● WHAT YOU ARE ASKED TO DO
Comb through the entries for "this" and pull out each line that holds it.

━━━━━ SUPPLIED ENTRIES ━━━━━

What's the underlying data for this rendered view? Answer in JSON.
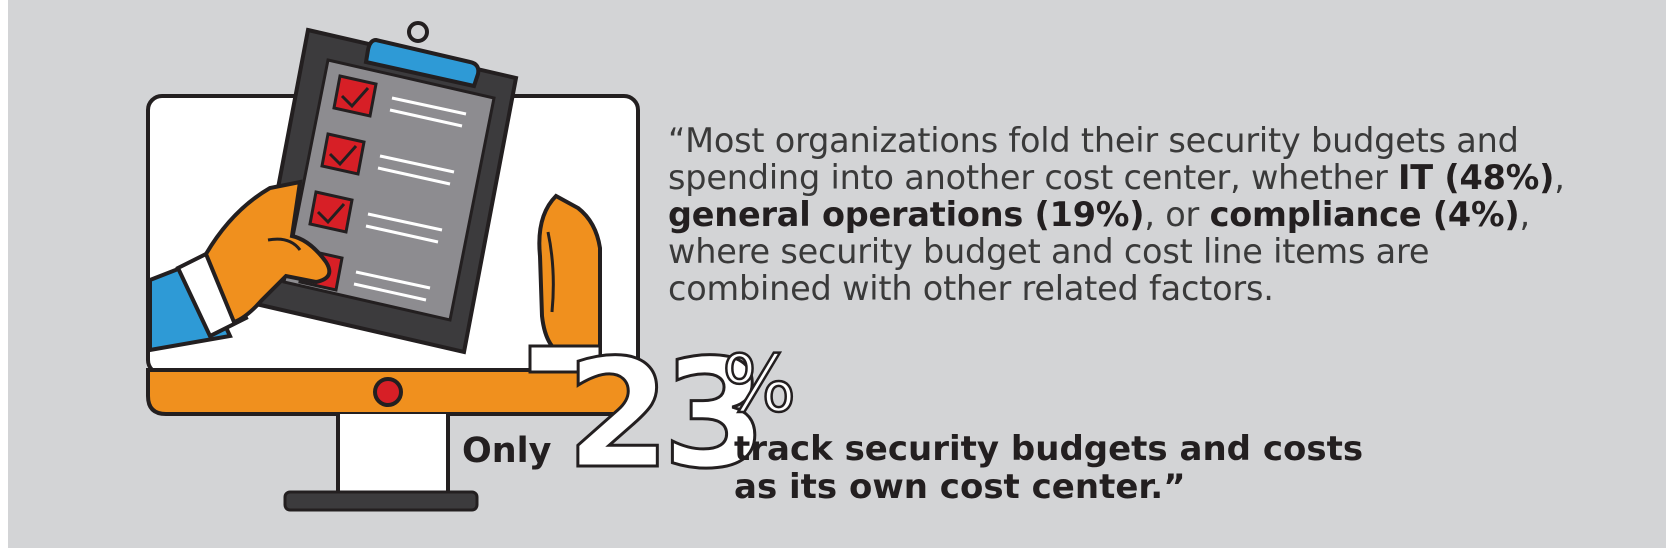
{
  "quote": {
    "open_mark": "“",
    "text_1": "Most organizations fold their security budgets and spending into another cost center, whether ",
    "bold_it": "IT (48%)",
    "sep_1": ", ",
    "bold_ops": "general operations (19%)",
    "sep_2": ", or ",
    "bold_compliance": "compliance (4%)",
    "text_2": ", where security budget and cost line items are combined with other related factors."
  },
  "stat": {
    "prefix": "Only",
    "number": "23",
    "unit": "%",
    "caption_line1": "track security budgets and costs",
    "caption_line2": "as its own cost center.”"
  },
  "colors": {
    "background": "#d3d4d6",
    "orange": "#f0901e",
    "red": "#d71f26",
    "blue": "#2e9ad6",
    "dark": "#231f20",
    "clipboard": "#3c3b3d",
    "paper": "#8d8c90"
  },
  "icons": {
    "illustration": "monitor-clipboard-checklist-icon"
  }
}
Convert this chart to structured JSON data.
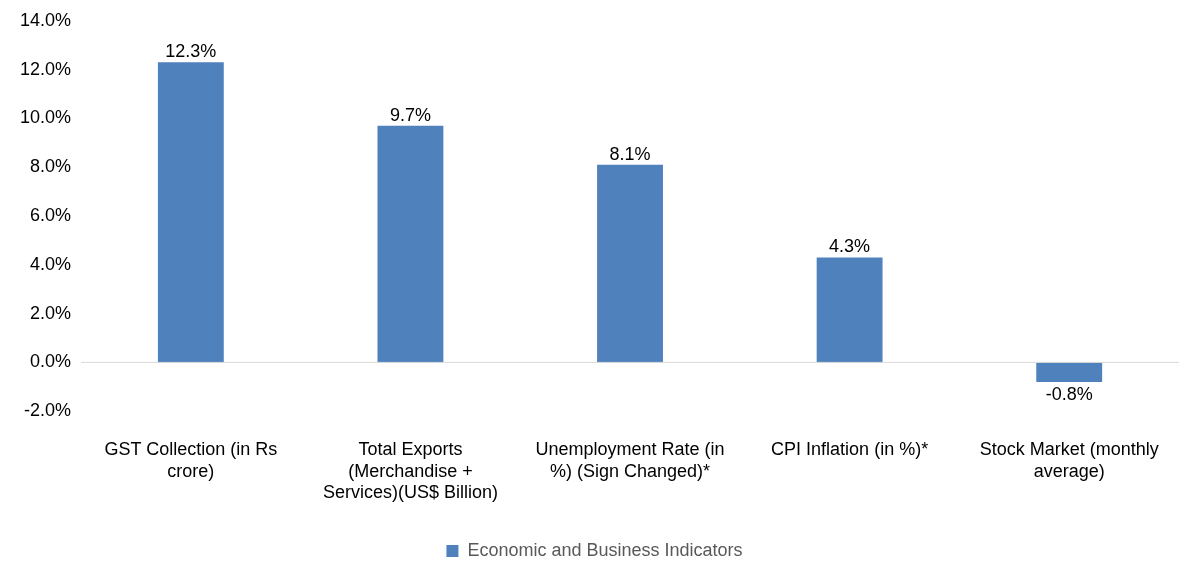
{
  "chart_data": {
    "type": "bar",
    "categories": [
      "GST Collection (in Rs crore)",
      "Total Exports (Merchandise + Services)(US$ Billion)",
      "Unemployment Rate (in %) (Sign Changed)*",
      "CPI Inflation (in %)*",
      "Stock Market (monthly average)"
    ],
    "series": [
      {
        "name": "Economic and Business Indicators",
        "color": "#4f81bd",
        "values": [
          12.3,
          9.7,
          8.1,
          4.3,
          -0.8
        ],
        "value_labels": [
          "12.3%",
          "9.7%",
          "8.1%",
          "4.3%",
          "-0.8%"
        ]
      }
    ],
    "ylim": [
      -2,
      14
    ],
    "yticks": [
      {
        "value": -2,
        "label": "-2.0%"
      },
      {
        "value": 0,
        "label": "0.0%"
      },
      {
        "value": 2,
        "label": "2.0%"
      },
      {
        "value": 4,
        "label": "4.0%"
      },
      {
        "value": 6,
        "label": "6.0%"
      },
      {
        "value": 8,
        "label": "8.0%"
      },
      {
        "value": 10,
        "label": "10.0%"
      },
      {
        "value": 12,
        "label": "12.0%"
      },
      {
        "value": 14,
        "label": "14.0%"
      }
    ],
    "ref_lines": [
      {
        "axis": "y",
        "value": 0,
        "color": "#d9d9d9"
      }
    ],
    "grid": false,
    "legend": "bottom"
  }
}
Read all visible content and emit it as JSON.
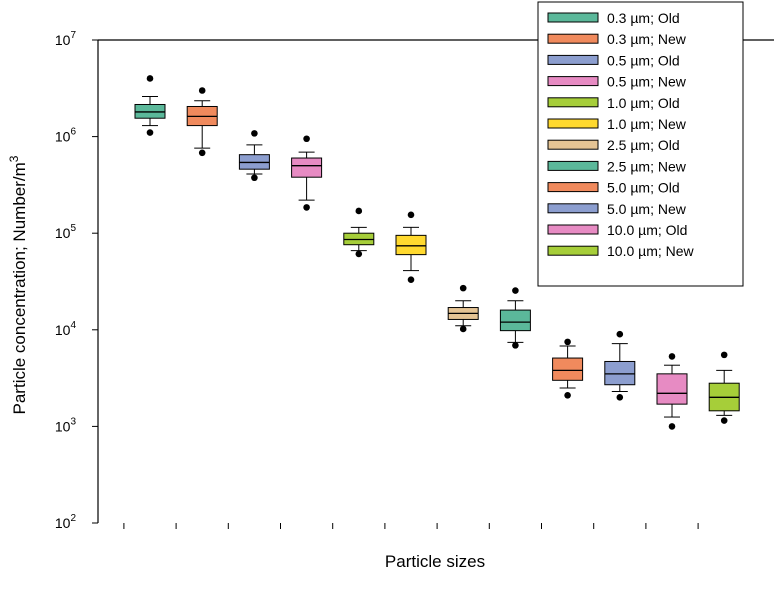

━━━━━

● EXPECTED ANSWER
What's the underlying data for this rendered view? Answer in JSON.
Convert this chart to structured JSON data.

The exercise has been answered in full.